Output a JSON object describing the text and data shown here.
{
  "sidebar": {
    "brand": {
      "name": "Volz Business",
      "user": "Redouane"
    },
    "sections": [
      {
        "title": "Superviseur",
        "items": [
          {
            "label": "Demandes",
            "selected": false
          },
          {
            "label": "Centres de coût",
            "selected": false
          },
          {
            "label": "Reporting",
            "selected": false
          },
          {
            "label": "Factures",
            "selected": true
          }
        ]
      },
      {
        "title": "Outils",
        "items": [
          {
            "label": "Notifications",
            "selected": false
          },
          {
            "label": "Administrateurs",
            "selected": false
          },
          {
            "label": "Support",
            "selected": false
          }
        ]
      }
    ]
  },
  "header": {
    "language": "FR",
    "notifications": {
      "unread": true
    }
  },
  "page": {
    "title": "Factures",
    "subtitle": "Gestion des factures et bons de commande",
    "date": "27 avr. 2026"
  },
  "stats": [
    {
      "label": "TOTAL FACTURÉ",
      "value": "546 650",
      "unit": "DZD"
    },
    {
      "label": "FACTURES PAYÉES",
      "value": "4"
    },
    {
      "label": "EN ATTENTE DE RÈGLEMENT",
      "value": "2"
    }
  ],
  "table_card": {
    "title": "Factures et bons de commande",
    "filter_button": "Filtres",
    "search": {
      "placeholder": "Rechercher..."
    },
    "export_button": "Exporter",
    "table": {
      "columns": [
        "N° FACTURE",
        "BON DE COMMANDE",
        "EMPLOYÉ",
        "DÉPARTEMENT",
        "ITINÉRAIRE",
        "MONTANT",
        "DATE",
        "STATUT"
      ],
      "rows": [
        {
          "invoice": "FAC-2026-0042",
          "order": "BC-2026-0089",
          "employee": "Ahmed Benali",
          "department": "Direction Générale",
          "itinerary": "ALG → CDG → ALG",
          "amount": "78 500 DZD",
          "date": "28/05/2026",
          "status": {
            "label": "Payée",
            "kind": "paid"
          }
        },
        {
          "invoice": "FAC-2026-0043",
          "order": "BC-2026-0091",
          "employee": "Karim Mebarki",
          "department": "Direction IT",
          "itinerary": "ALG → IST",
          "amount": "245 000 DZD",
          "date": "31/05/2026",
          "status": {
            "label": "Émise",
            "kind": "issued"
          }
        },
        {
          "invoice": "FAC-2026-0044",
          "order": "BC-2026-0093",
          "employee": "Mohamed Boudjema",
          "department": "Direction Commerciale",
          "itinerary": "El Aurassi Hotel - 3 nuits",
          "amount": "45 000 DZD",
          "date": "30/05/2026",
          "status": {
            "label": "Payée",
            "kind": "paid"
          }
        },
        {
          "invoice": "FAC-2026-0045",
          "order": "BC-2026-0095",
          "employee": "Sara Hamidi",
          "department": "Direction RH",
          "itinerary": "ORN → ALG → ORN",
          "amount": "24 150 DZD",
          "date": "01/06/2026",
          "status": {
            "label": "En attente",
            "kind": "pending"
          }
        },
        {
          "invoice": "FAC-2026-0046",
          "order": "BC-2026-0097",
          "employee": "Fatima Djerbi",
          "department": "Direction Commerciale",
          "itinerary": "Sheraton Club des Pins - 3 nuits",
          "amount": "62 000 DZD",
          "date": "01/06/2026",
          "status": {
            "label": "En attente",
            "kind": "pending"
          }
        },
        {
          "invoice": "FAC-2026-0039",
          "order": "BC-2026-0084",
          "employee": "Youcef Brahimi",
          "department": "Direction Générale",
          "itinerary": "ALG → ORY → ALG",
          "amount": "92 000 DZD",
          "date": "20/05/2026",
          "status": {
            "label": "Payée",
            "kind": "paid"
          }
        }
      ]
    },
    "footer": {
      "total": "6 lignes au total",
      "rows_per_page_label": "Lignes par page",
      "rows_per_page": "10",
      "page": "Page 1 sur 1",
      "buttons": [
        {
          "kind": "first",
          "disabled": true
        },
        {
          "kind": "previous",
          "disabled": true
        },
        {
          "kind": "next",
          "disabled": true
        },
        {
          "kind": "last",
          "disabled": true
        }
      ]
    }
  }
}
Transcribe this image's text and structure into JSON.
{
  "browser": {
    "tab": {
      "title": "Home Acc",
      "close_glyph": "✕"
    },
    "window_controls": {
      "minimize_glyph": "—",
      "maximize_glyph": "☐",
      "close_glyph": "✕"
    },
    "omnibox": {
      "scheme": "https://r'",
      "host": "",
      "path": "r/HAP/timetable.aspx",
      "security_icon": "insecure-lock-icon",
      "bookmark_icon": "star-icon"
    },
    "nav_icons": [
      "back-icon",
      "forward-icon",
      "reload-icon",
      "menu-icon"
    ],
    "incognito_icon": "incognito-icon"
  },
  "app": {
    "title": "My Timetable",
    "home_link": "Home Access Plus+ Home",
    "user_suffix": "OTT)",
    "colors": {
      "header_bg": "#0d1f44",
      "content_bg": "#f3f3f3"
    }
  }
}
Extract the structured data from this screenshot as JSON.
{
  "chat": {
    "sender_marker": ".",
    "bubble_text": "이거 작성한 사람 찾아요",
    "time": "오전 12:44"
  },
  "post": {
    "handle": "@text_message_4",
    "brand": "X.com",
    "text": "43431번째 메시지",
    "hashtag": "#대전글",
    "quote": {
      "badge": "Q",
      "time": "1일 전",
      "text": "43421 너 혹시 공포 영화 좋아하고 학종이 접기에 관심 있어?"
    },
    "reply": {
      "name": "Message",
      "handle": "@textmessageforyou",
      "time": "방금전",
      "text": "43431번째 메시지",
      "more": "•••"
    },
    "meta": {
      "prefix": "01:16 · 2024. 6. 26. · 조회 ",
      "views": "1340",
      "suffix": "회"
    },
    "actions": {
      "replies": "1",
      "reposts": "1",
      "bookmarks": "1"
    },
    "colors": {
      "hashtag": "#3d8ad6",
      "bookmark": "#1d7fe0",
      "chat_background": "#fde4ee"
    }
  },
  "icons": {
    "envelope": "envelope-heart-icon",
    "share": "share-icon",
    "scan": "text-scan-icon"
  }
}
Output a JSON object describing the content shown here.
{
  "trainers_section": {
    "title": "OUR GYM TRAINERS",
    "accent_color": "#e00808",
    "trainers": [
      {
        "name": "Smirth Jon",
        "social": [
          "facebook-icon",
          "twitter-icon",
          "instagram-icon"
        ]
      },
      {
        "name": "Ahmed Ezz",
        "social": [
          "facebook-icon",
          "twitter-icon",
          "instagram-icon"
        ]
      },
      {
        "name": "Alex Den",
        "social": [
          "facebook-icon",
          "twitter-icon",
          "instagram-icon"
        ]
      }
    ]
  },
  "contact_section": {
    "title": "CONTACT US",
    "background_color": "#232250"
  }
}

^^^^^^^^^^^^^^^^

> **STATED EXERCISE**
All the data must be duplicated exactly, with nothing added or removed.

> **OUTPUT FOR THIS EXERCISE**
Output a JSON object describing the text and data shown here.
{
  "sidebar": {
    "brand": {
      "name": "Volz Business",
      "user": "Redouane"
    },
    "sections": [
      {
        "title": "Superviseur",
        "items": [
          {
            "label": "Demandes",
            "selected": false
          },
          {
            "label": "Centres de coût",
            "selected": false
          },
          {
            "label": "Reporting",
            "selected": false
          },
          {
            "label": "Factures",
            "selected": true
          }
        ]
      },
      {
        "title": "Outils",
        "items": [
          {
            "label": "Notifications",
            "selected": false
          },
          {
            "label": "Administrateurs",
            "selected": false
          },
          {
            "label": "Support",
            "selected": false
          }
        ]
      }
    ]
  },
  "header": {
    "language": "FR",
    "notifications": {
      "unread": true
    }
  },
  "page": {
    "title": "Factures",
    "subtitle": "Gestion des factures et bons de commande",
    "date": "27 avr. 2026"
  },
  "stats": [
    {
      "label": "TOTAL FACTURÉ",
      "value": "546 650",
      "unit": "DZD"
    },
    {
      "label": "FACTURES PAYÉES",
      "value": "4"
    },
    {
      "label": "EN ATTENTE DE RÈGLEMENT",
      "value": "2"
    }
  ],
  "table_card": {
    "title": "Factures et bons de commande",
    "filter_button": "Filtres",
    "search": {
      "placeholder": "Rechercher..."
    },
    "export_button": "Exporter",
    "table": {
      "columns": [
        "N° FACTURE",
        "BON DE COMMANDE",
        "EMPLOYÉ",
        "DÉPARTEMENT",
        "ITINÉRAIRE",
        "MONTANT",
        "DATE",
        "STATUT"
      ],
      "rows": [
        {
          "invoice": "FAC-2026-0042",
          "order": "BC-2026-0089",
          "employee": "Ahmed Benali",
          "department": "Direction Générale",
          "itinerary": "ALG → CDG → ALG",
          "amount": "78 500 DZD",
          "date": "28/05/2026",
          "status": {
            "label": "Payée",
            "kind": "paid"
          }
        },
        {
          "invoice": "FAC-2026-0043",
          "order": "BC-2026-0091",
          "employee": "Karim Mebarki",
          "department": "Direction IT",
          "itinerary": "ALG → IST",
          "amount": "245 000 DZD",
          "date": "31/05/2026",
          "status": {
            "label": "Émise",
            "kind": "issued"
          }
        },
        {
          "invoice": "FAC-2026-0044",
          "order": "BC-2026-0093",
          "employee": "Mohamed Boudjema",
          "department": "Direction Commerciale",
          "itinerary": "El Aurassi Hotel - 3 nuits",
          "amount": "45 000 DZD",
          "date": "30/05/2026",
          "status": {
            "label": "Payée",
            "kind": "paid"
          }
        },
        {
          "invoice": "FAC-2026-0045",
          "order": "BC-2026-0095",
          "employee": "Sara Hamidi",
          "department": "Direction RH",
          "itinerary": "ORN → ALG → ORN",
          "amount": "24 150 DZD",
          "date": "01/06/2026",
          "status": {
            "label": "En attente",
            "kind": "pending"
          }
        },
        {
          "invoice": "FAC-2026-0046",
          "order": "BC-2026-0097",
          "employee": "Fatima Djerbi",
          "department": "Direction Commerciale",
          "itinerary": "Sheraton Club des Pins - 3 nuits",
          "amount": "62 000 DZD",
          "date": "01/06/2026",
          "status": {
            "label": "En attente",
            "kind": "pending"
          }
        },
        {
          "invoice": "FAC-2026-0039",
          "order": "BC-2026-0084",
          "employee": "Youcef Brahimi",
          "department": "Direction Générale",
          "itinerary": "ALG → ORY → ALG",
          "amount": "92 000 DZD",
          "date": "20/05/2026",
          "status": {
            "label": "Payée",
            "kind": "paid"
          }
        }
      ]
    },
    "footer": {
      "total": "6 lignes au total",
      "rows_per_page_label": "Lignes par page",
      "rows_per_page": "10",
      "page": "Page 1 sur 1",
      "buttons": [
        {
          "kind": "first",
          "disabled": true
        },
        {
          "kind": "previous",
          "disabled": true
        },
        {
          "kind": "next",
          "disabled": true
        },
        {
          "kind": "last",
          "disabled": true
        }
      ]
    }
  }
}
Transcribe this image's text and structure into JSON.
{
  "browser": {
    "tab": {
      "title": "Home Acc",
      "close_glyph": "✕"
    },
    "window_controls": {
      "minimize_glyph": "—",
      "maximize_glyph": "☐",
      "close_glyph": "✕"
    },
    "omnibox": {
      "scheme": "https://r'",
      "host": "",
      "path": "r/HAP/timetable.aspx",
      "security_icon": "insecure-lock-icon",
      "bookmark_icon": "star-icon"
    },
    "nav_icons": [
      "back-icon",
      "forward-icon",
      "reload-icon",
      "menu-icon"
    ],
    "incognito_icon": "incognito-icon"
  },
  "app": {
    "title": "My Timetable",
    "home_link": "Home Access Plus+ Home",
    "user_suffix": "OTT)",
    "colors": {
      "header_bg": "#0d1f44",
      "content_bg": "#f3f3f3"
    }
  }
}
Extract the structured data from this screenshot as JSON.
{
  "chat": {
    "sender_marker": ".",
    "bubble_text": "이거 작성한 사람 찾아요",
    "time": "오전 12:44"
  },
  "post": {
    "handle": "@text_message_4",
    "brand": "X.com",
    "text": "43431번째 메시지",
    "hashtag": "#대전글",
    "quote": {
      "badge": "Q",
      "time": "1일 전",
      "text": "43421 너 혹시 공포 영화 좋아하고 학종이 접기에 관심 있어?"
    },
    "reply": {
      "name": "Message",
      "handle": "@textmessageforyou",
      "time": "방금전",
      "text": "43431번째 메시지",
      "more": "•••"
    },
    "meta": {
      "prefix": "01:16 · 2024. 6. 26. · 조회 ",
      "views": "1340",
      "suffix": "회"
    },
    "actions": {
      "replies": "1",
      "reposts": "1",
      "bookmarks": "1"
    },
    "colors": {
      "hashtag": "#3d8ad6",
      "bookmark": "#1d7fe0",
      "chat_background": "#fde4ee"
    }
  },
  "icons": {
    "envelope": "envelope-heart-icon",
    "share": "share-icon",
    "scan": "text-scan-icon"
  }
}
Output a JSON object describing the content shown here.
{
  "trainers_section": {
    "title": "OUR GYM TRAINERS",
    "accent_color": "#e00808",
    "trainers": [
      {
        "name": "Smirth Jon",
        "social": [
          "facebook-icon",
          "twitter-icon",
          "instagram-icon"
        ]
      },
      {
        "name": "Ahmed Ezz",
        "social": [
          "facebook-icon",
          "twitter-icon",
          "instagram-icon"
        ]
      },
      {
        "name": "Alex Den",
        "social": [
          "facebook-icon",
          "twitter-icon",
          "instagram-icon"
        ]
      }
    ]
  },
  "contact_section": {
    "title": "CONTACT US",
    "background_color": "#232250"
  }
}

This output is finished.